# [What to do]
Please count the lines in the entries below that contain the string "area", where case matters, and reply with the number alone.

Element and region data
= = =

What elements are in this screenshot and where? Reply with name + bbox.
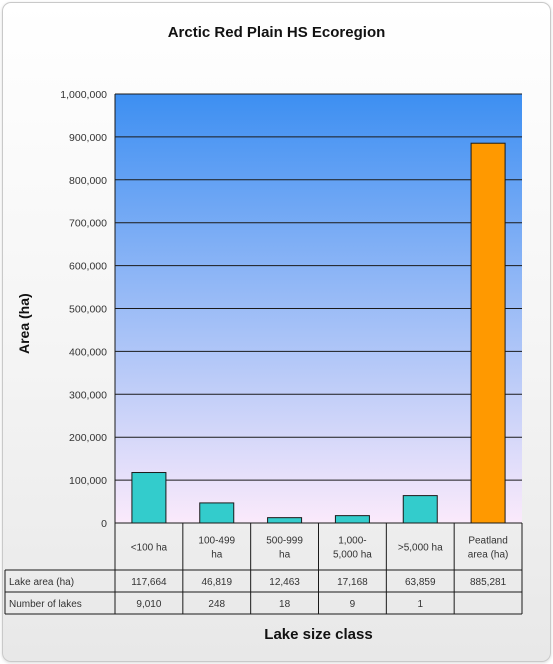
y-tick-label: 0 <box>101 518 107 530</box>
chart-title: Arctic Red Plain HS Ecoregion <box>167 24 386 41</box>
category-label: ha <box>211 550 223 561</box>
bars <box>131 142 506 524</box>
table-cell: 46,819 <box>201 577 232 588</box>
table-cell: 17,168 <box>337 577 368 588</box>
table-cell: 63,859 <box>405 577 436 588</box>
gridlines <box>115 93 522 481</box>
bar <box>199 502 235 524</box>
table-cell: 18 <box>279 599 291 610</box>
y-tick-label: 700,000 <box>69 218 107 230</box>
table-cell: 9,010 <box>136 599 161 610</box>
y-tick-label: 1,000,000 <box>60 89 107 101</box>
data-table: <100 ha 100-499 ha 500-999 ha 1,000- 5,000 ha >… <box>4 94 523 615</box>
category-label: >5,000 ha <box>398 543 443 554</box>
bar <box>131 472 167 524</box>
y-tick-label: 200,000 <box>69 432 107 444</box>
category-label: 5,000 ha <box>333 550 372 561</box>
table-cell: 117,664 <box>131 577 167 588</box>
y-tick-label: 400,000 <box>69 346 107 358</box>
x-axis-label: Lake size class <box>264 626 373 643</box>
bar <box>267 517 303 524</box>
table-cell: 9 <box>350 599 356 610</box>
y-axis-ticks: 0 100,000 200,000 300,000 400,000 500,000 600,… <box>60 89 107 530</box>
table-cell: 248 <box>208 599 225 610</box>
category-label: 1,000- <box>338 536 366 547</box>
category-label: ha <box>279 550 291 561</box>
category-label: Peatland <box>468 536 507 547</box>
bar <box>334 515 370 524</box>
y-tick-label: 800,000 <box>69 175 107 187</box>
y-tick-label: 500,000 <box>69 304 107 316</box>
table-row-label: Number of lakes <box>9 599 82 610</box>
table-cell: 12,463 <box>269 577 300 588</box>
table-row-label: Lake area (ha) <box>9 577 74 588</box>
y-tick-label: 100,000 <box>69 475 107 487</box>
category-label: area (ha) <box>468 550 509 561</box>
category-label: <100 ha <box>131 543 168 554</box>
y-tick-label: 300,000 <box>69 389 107 401</box>
y-tick-label: 900,000 <box>69 132 107 144</box>
bar <box>402 495 438 524</box>
bar <box>470 142 506 524</box>
category-label: 100-499 <box>198 536 235 547</box>
table-cell: 885,281 <box>470 577 507 588</box>
category-label: 500-999 <box>266 536 303 547</box>
table-cell: 1 <box>417 599 423 610</box>
y-tick-label: 600,000 <box>69 261 107 273</box>
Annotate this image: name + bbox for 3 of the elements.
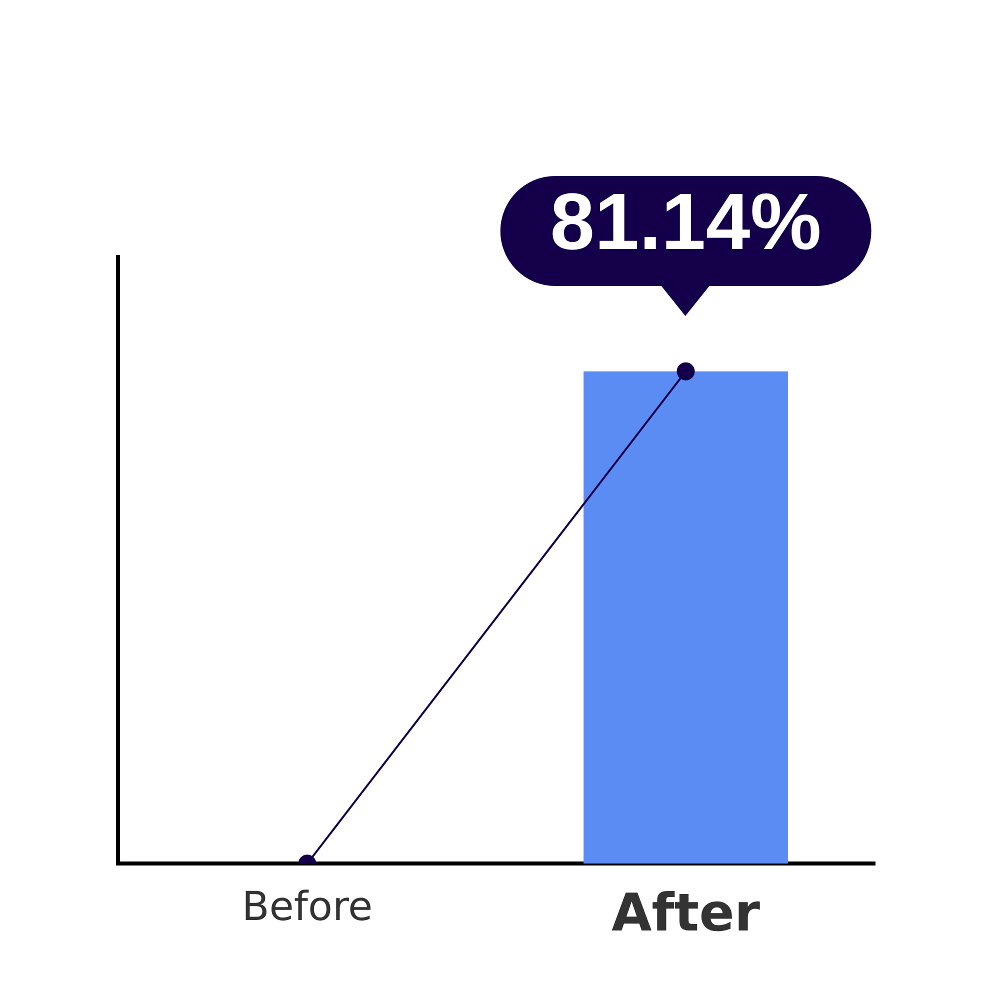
x-tick-label: Before xyxy=(242,884,373,930)
data-label: 81.14% xyxy=(500,176,872,286)
x-tick-label: After xyxy=(611,883,760,944)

= = =

# [Final answer]
2